REQUIRED WORK: What number of lines hold the word "meals"? State that number and nothing besides.

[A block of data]
..........

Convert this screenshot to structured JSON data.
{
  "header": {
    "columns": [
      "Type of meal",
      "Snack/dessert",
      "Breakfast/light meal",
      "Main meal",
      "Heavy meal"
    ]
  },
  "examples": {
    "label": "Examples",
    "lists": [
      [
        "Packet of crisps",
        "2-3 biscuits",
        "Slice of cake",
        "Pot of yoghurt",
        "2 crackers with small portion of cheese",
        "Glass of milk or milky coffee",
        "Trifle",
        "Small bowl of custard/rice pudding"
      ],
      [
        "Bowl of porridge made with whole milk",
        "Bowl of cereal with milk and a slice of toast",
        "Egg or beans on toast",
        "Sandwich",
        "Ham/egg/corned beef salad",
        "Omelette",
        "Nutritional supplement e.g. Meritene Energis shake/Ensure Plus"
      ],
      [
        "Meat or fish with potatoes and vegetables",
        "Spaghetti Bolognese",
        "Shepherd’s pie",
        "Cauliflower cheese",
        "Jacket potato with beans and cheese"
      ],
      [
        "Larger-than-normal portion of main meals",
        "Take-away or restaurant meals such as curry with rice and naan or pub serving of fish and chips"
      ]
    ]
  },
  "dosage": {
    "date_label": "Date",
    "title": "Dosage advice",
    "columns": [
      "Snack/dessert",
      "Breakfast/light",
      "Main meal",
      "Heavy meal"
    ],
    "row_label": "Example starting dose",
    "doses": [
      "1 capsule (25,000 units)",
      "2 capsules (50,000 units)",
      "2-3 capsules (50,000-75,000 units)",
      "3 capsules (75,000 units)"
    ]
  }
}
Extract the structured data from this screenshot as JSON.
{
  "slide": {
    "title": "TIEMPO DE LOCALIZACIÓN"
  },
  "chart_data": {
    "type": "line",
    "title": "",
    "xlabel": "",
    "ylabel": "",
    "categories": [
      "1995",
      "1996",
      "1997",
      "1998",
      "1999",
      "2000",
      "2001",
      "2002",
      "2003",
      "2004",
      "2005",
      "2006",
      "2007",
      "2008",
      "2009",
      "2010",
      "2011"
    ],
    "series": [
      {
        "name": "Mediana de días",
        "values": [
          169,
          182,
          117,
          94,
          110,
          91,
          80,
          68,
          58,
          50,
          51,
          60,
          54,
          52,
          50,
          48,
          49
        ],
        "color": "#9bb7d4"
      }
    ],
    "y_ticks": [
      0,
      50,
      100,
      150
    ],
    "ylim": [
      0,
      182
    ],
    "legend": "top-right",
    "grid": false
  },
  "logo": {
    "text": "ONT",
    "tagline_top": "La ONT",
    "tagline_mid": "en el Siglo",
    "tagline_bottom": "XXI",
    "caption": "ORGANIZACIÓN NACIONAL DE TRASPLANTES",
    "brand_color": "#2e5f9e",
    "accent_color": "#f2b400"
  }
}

..........

TASK ANSWER: 2